• **REQUIRED TASK**
Omit all images. Transcribe the rest of the material below exactly.

═══ MATERIAL PROVIDED ═══

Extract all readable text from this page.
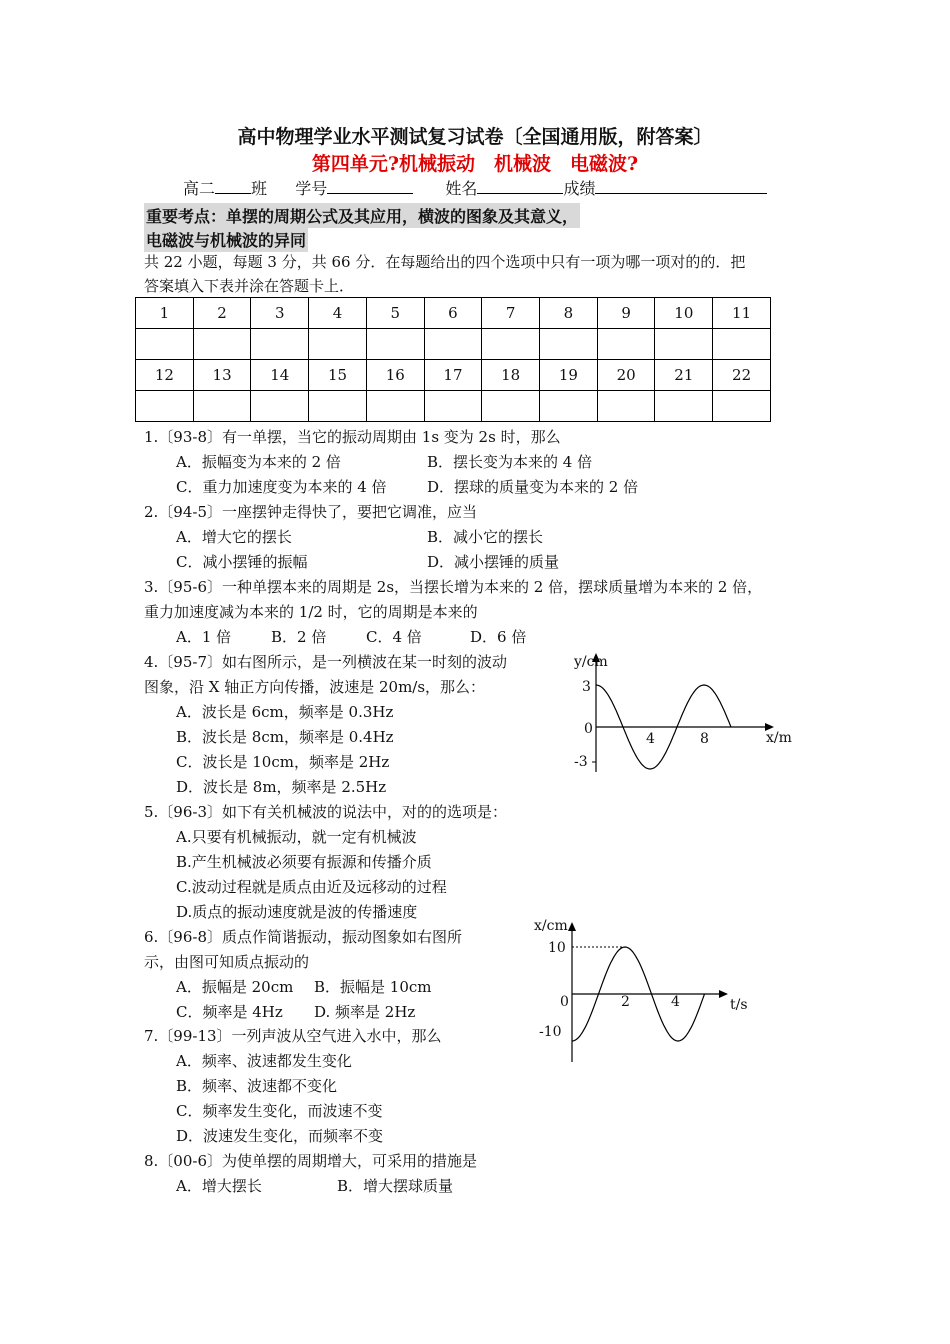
高中物理学业水平测试复习试卷〔全国通用版，附答案〕
第四单元?机械振动　机械波　电磁波?
高二 班 学号	姓名	成绩
重要考点：单摆的周期公式及其应用，横波的图象及其意义，
电磁波与机械波的异同
共 22 小题，每题 3 分，共 66 分．在每题给出的四个选项中只有一项为哪一项对的的．把
答案填入下表并涂在答题卡上．
1	2	3	4	5	6	7	8	9	10	11

12	13	14	15	16	17	18	19	20	21	22

1.〔93-8〕有一单摆，当它的振动周期由 1s 变为 2s 时，那么
A．振幅变为本来的 2 倍	B．摆长变为本来的 4 倍
C．重力加速度变为本来的 4 倍	D．摆球的质量变为本来的 2 倍
2.〔94-5〕一座摆钟走得快了，要把它调准，应当
A．增大它的摆长	B．减小它的摆长
C．减小摆锤的振幅	D．减小摆锤的质量
3.〔95-6〕一种单摆本来的周期是 2s，当摆长增为本来的 2 倍，摆球质量增为本来的 2 倍，
重力加速度减为本来的 1/2 时，它的周期是本来的
A．1 倍	B．2 倍	C．4 倍	D．6 倍
4.〔95-7〕如右图所示，是一列横波在某一时刻的波动
图象，沿 X 轴正方向传播，波速是 20m/s，那么：
A．波长是 6cm，频率是 0.3Hz
B．波长是 8cm，频率是 0.4Hz
C．波长是 10cm，频率是 2Hz
D．波长是 8m，频率是 2.5Hz
y/cm
x/m
3
0
-3
4	8
5.〔96-3〕如下有关机械波的说法中，对的的选项是：
A.只要有机械振动，就一定有机械波
B.产生机械波必须要有振源和传播介质
C.波动过程就是质点由近及远移动的过程
D.质点的振动速度就是波的传播速度
6.〔96-8〕质点作简谐振动，振动图象如右图所
示，由图可知质点振动的
A．振幅是 20cm B．振幅是 10cm
C．频率是 4Hz D. 频率是 2Hz
x/cm
t/s
10
0
-10
2	4
7.〔99-13〕一列声波从空气进入水中，那么
A．频率、波速都发生变化
B．频率、波速都不变化
C．频率发生变化，而波速不变
D．波速发生变化，而频率不变
8.〔00-6〕为使单摆的周期增大，可采用的措施是
A．增大摆长	B．增大摆球质量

═══

• **RESPONSE TO THIS TASK**
Extract all readable text from this page.
高中物理学业水平测试复习试卷〔全国通用版，附答案〕
第四单元?机械振动　机械波　电磁波?
高二 班 学号	姓名	成绩
重要考点：单摆的周期公式及其应用，横波的图象及其意义，
电磁波与机械波的异同
共 22 小题，每题 3 分，共 66 分．在每题给出的四个选项中只有一项为哪一项对的的．把
答案填入下表并涂在答题卡上．
1	2	3	4	5	6	7	8	9	10	11

12	13	14	15	16	17	18	19	20	21	22

1.〔93-8〕有一单摆，当它的振动周期由 1s 变为 2s 时，那么
A．振幅变为本来的 2 倍	B．摆长变为本来的 4 倍
C．重力加速度变为本来的 4 倍	D．摆球的质量变为本来的 2 倍
2.〔94-5〕一座摆钟走得快了，要把它调准，应当
A．增大它的摆长	B．减小它的摆长
C．减小摆锤的振幅	D．减小摆锤的质量
3.〔95-6〕一种单摆本来的周期是 2s，当摆长增为本来的 2 倍，摆球质量增为本来的 2 倍，
重力加速度减为本来的 1/2 时，它的周期是本来的
A．1 倍	B．2 倍	C．4 倍	D．6 倍
4.〔95-7〕如右图所示，是一列横波在某一时刻的波动
图象，沿 X 轴正方向传播，波速是 20m/s，那么：
A．波长是 6cm，频率是 0.3Hz
B．波长是 8cm，频率是 0.4Hz
C．波长是 10cm，频率是 2Hz
D．波长是 8m，频率是 2.5Hz
y/cm
x/m
3
0
-3
4	8
5.〔96-3〕如下有关机械波的说法中，对的的选项是：
A.只要有机械振动，就一定有机械波
B.产生机械波必须要有振源和传播介质
C.波动过程就是质点由近及远移动的过程
D.质点的振动速度就是波的传播速度
6.〔96-8〕质点作简谐振动，振动图象如右图所
示，由图可知质点振动的
A．振幅是 20cm B．振幅是 10cm
C．频率是 4Hz D. 频率是 2Hz
x/cm
t/s
10
0
-10
2	4
7.〔99-13〕一列声波从空气进入水中，那么
A．频率、波速都发生变化
B．频率、波速都不变化
C．频率发生变化，而波速不变
D．波速发生变化，而频率不变
8.〔00-6〕为使单摆的周期增大，可采用的措施是
A．增大摆长	B．增大摆球质量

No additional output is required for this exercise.